* Raw records *

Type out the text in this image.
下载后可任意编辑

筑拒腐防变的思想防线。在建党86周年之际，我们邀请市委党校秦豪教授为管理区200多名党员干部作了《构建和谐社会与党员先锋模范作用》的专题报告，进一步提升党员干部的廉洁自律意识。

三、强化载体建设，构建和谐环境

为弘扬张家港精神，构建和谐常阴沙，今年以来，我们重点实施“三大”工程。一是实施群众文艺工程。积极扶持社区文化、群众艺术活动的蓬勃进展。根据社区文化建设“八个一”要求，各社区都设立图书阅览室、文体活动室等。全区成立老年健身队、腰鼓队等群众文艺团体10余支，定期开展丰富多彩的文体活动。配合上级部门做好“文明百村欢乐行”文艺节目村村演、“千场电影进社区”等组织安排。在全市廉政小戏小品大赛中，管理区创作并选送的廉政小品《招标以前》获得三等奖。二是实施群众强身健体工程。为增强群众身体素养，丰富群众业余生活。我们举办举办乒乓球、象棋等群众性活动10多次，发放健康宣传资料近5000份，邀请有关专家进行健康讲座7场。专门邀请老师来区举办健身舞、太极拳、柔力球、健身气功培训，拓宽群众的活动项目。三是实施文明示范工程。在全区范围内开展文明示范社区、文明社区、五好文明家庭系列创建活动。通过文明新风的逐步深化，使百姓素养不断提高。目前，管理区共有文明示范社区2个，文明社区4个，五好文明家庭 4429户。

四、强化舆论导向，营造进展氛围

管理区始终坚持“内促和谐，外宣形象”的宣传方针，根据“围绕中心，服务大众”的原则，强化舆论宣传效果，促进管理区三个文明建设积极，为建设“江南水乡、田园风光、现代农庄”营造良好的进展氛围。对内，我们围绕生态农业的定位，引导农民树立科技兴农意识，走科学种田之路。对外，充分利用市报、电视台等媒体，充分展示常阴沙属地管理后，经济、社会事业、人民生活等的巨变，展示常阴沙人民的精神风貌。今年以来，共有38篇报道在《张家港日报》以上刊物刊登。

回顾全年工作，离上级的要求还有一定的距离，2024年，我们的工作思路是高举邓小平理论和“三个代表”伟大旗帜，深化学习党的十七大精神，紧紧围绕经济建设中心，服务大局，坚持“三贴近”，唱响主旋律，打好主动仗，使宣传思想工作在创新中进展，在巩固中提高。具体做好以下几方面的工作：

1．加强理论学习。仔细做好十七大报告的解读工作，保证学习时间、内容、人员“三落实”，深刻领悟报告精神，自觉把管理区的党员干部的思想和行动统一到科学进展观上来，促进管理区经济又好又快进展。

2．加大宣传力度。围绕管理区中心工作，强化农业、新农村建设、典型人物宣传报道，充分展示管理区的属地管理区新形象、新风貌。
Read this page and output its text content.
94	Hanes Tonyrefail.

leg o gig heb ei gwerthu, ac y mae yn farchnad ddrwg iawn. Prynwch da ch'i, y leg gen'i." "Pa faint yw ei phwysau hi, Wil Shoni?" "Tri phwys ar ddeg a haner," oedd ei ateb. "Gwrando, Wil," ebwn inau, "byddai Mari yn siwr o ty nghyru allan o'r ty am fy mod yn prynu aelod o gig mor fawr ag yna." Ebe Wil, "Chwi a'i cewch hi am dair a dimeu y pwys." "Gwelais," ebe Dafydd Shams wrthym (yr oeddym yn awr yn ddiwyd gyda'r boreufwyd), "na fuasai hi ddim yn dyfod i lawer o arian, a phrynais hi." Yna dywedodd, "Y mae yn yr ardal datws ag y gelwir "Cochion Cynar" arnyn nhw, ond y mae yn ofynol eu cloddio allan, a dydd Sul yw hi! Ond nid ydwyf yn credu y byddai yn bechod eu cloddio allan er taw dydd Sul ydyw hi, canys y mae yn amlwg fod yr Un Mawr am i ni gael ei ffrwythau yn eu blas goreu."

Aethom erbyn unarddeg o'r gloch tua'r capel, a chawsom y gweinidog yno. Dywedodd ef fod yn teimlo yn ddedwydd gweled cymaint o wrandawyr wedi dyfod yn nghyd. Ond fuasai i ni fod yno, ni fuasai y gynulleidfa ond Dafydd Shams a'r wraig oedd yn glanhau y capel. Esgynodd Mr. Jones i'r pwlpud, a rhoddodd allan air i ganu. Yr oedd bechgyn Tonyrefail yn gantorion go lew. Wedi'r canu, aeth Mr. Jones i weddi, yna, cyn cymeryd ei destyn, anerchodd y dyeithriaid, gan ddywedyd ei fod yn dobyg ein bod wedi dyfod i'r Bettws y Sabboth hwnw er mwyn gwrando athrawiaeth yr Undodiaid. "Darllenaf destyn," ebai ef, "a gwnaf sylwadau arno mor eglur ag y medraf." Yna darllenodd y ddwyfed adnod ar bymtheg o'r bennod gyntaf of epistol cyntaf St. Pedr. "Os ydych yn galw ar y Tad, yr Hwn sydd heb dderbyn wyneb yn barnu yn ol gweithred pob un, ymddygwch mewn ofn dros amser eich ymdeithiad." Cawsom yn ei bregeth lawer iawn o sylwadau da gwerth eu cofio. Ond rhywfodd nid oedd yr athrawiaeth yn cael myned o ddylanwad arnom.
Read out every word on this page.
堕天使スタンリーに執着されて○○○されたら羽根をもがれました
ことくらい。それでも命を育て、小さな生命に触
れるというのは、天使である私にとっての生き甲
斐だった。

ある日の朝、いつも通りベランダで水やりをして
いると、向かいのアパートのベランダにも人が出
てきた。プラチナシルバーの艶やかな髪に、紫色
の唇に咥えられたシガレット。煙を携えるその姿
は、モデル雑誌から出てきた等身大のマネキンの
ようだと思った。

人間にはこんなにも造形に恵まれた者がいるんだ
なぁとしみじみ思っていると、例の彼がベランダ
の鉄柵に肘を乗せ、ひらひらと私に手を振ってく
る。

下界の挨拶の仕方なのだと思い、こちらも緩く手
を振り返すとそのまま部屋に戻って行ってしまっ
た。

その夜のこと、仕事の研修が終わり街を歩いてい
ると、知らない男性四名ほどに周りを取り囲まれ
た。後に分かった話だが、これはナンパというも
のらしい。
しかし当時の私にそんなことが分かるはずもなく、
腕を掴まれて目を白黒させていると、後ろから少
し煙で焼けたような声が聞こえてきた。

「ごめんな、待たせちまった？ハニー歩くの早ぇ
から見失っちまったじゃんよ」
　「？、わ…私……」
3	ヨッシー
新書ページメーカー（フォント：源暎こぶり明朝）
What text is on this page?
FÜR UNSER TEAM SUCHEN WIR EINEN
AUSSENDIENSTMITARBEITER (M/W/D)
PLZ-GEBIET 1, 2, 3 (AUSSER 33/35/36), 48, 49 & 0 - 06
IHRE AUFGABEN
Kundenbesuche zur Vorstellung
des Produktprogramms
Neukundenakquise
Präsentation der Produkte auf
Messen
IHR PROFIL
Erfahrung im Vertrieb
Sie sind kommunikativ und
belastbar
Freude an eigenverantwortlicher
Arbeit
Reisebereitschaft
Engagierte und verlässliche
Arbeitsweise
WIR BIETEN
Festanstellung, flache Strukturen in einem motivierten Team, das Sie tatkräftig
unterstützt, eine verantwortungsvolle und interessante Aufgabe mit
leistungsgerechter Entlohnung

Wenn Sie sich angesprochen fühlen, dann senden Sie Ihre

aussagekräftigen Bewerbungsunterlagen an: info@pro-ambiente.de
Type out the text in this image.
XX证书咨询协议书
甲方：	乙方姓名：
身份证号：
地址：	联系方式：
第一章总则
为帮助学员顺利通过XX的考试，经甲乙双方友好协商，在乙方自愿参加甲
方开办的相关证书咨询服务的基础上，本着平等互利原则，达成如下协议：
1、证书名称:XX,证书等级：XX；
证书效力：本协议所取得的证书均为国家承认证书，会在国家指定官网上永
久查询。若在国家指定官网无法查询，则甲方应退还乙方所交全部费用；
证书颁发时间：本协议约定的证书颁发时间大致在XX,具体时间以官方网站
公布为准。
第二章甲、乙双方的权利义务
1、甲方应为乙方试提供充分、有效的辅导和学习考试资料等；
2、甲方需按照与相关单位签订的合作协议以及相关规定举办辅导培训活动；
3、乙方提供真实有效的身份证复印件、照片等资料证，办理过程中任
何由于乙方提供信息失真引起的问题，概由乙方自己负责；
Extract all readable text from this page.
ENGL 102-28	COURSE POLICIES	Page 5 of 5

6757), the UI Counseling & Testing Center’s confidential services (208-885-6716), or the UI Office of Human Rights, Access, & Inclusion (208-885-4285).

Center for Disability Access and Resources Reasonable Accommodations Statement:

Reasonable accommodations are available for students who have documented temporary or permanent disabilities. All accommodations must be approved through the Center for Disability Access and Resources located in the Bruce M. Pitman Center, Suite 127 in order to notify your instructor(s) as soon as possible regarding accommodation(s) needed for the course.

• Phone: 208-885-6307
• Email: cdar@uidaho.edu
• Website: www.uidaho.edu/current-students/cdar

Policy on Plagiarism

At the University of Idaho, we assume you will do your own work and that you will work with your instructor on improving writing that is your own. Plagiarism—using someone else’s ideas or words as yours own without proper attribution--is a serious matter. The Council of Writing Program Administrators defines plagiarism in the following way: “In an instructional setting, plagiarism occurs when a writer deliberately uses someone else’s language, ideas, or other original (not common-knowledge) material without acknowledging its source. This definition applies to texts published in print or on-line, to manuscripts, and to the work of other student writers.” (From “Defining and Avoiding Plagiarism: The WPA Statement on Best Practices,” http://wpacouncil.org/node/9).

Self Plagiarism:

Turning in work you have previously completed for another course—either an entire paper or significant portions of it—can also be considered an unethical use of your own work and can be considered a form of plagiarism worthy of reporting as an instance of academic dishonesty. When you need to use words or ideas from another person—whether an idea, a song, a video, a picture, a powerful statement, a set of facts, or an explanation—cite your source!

* To do *
Only lines with the word "Access" are wanted, so copy each one from the records.

* Written answer *
6757), the UI Counseling & Testing Center’s confidential services (208-885-6716), or the UI Office of Human Rights, Access, & Inclusion (208-885-4285).
Center for Disability Access and Resources Reasonable Accommodations Statement:
Reasonable accommodations are available for students who have documented temporary or permanent disabilities. All accommodations must be approved through the Center for Disability Access and Resources located in the Bruce M. Pitman Center, Suite 127 in order to notify your instructor(s) as soon as possible regarding accommodation(s) needed for the course.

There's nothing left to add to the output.